*DATA*
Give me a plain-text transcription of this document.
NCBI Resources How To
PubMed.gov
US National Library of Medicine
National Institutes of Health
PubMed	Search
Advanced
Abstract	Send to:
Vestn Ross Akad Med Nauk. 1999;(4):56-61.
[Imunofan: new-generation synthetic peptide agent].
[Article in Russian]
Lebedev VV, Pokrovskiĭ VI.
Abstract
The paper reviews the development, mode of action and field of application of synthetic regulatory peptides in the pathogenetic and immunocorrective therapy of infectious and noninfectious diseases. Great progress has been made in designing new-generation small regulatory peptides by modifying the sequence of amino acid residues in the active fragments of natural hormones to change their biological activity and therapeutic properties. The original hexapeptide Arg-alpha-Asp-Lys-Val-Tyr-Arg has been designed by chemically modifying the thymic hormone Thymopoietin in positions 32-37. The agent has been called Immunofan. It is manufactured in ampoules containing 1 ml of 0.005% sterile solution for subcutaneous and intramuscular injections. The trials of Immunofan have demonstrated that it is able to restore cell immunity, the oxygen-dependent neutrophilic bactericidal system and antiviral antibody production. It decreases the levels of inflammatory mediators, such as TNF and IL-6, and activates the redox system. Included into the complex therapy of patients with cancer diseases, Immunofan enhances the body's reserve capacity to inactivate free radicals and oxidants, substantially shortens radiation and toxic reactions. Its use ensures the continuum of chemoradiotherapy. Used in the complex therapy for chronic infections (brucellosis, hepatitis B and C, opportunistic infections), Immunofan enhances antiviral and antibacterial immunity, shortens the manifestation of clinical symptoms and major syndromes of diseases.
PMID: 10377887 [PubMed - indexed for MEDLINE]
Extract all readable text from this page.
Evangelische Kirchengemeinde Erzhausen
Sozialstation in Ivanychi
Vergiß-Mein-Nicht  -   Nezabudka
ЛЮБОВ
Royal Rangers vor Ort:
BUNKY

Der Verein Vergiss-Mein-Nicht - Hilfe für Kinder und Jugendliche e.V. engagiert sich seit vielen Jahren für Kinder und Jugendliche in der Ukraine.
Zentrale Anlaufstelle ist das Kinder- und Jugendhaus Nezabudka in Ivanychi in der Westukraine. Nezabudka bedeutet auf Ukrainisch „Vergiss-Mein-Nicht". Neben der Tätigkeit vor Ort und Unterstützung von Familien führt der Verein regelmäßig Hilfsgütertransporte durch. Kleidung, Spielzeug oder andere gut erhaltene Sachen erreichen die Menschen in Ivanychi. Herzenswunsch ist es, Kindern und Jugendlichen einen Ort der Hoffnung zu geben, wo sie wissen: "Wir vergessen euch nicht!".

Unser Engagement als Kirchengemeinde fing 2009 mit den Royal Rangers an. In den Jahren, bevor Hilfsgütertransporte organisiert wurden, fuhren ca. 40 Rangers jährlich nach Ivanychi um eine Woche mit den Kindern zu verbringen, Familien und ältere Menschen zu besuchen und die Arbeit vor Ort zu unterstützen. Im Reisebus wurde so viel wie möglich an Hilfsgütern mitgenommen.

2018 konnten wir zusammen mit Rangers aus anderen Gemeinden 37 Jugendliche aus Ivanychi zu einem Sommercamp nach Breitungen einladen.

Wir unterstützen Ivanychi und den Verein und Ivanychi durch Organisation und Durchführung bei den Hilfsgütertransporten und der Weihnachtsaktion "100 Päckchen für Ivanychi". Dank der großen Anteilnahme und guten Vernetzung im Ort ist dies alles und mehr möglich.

*WHAT IS REQUIRED*
Each record must be reproduced exactly, with nothing missing.

*ANSWER TO THIS PROBLEM*
Give me a plain-text transcription of this document.
NCBI Resources How To
PubMed.gov
US National Library of Medicine
National Institutes of Health
PubMed	Search
Advanced
Abstract	Send to:
Vestn Ross Akad Med Nauk. 1999;(4):56-61.
[Imunofan: new-generation synthetic peptide agent].
[Article in Russian]
Lebedev VV, Pokrovskiĭ VI.
Abstract
The paper reviews the development, mode of action and field of application of synthetic regulatory peptides in the pathogenetic and immunocorrective therapy of infectious and noninfectious diseases. Great progress has been made in designing new-generation small regulatory peptides by modifying the sequence of amino acid residues in the active fragments of natural hormones to change their biological activity and therapeutic properties. The original hexapeptide Arg-alpha-Asp-Lys-Val-Tyr-Arg has been designed by chemically modifying the thymic hormone Thymopoietin in positions 32-37. The agent has been called Immunofan. It is manufactured in ampoules containing 1 ml of 0.005% sterile solution for subcutaneous and intramuscular injections. The trials of Immunofan have demonstrated that it is able to restore cell immunity, the oxygen-dependent neutrophilic bactericidal system and antiviral antibody production. It decreases the levels of inflammatory mediators, such as TNF and IL-6, and activates the redox system. Included into the complex therapy of patients with cancer diseases, Immunofan enhances the body's reserve capacity to inactivate free radicals and oxidants, substantially shortens radiation and toxic reactions. Its use ensures the continuum of chemoradiotherapy. Used in the complex therapy for chronic infections (brucellosis, hepatitis B and C, opportunistic infections), Immunofan enhances antiviral and antibacterial immunity, shortens the manifestation of clinical symptoms and major syndromes of diseases.
PMID: 10377887 [PubMed - indexed for MEDLINE]
Extract all readable text from this page.
Evangelische Kirchengemeinde Erzhausen
Sozialstation in Ivanychi
Vergiß-Mein-Nicht  -   Nezabudka
ЛЮБОВ
Royal Rangers vor Ort:
BUNKY

Der Verein Vergiss-Mein-Nicht - Hilfe für Kinder und Jugendliche e.V. engagiert sich seit vielen Jahren für Kinder und Jugendliche in der Ukraine.
Zentrale Anlaufstelle ist das Kinder- und Jugendhaus Nezabudka in Ivanychi in der Westukraine. Nezabudka bedeutet auf Ukrainisch „Vergiss-Mein-Nicht". Neben der Tätigkeit vor Ort und Unterstützung von Familien führt der Verein regelmäßig Hilfsgütertransporte durch. Kleidung, Spielzeug oder andere gut erhaltene Sachen erreichen die Menschen in Ivanychi. Herzenswunsch ist es, Kindern und Jugendlichen einen Ort der Hoffnung zu geben, wo sie wissen: "Wir vergessen euch nicht!".

Unser Engagement als Kirchengemeinde fing 2009 mit den Royal Rangers an. In den Jahren, bevor Hilfsgütertransporte organisiert wurden, fuhren ca. 40 Rangers jährlich nach Ivanychi um eine Woche mit den Kindern zu verbringen, Familien und ältere Menschen zu besuchen und die Arbeit vor Ort zu unterstützen. Im Reisebus wurde so viel wie möglich an Hilfsgütern mitgenommen.

2018 konnten wir zusammen mit Rangers aus anderen Gemeinden 37 Jugendliche aus Ivanychi zu einem Sommercamp nach Breitungen einladen.

Wir unterstützen Ivanychi und den Verein und Ivanychi durch Organisation und Durchführung bei den Hilfsgütertransporten und der Weihnachtsaktion "100 Päckchen für Ivanychi". Dank der großen Anteilnahme und guten Vernetzung im Ort ist dies alles und mehr möglich.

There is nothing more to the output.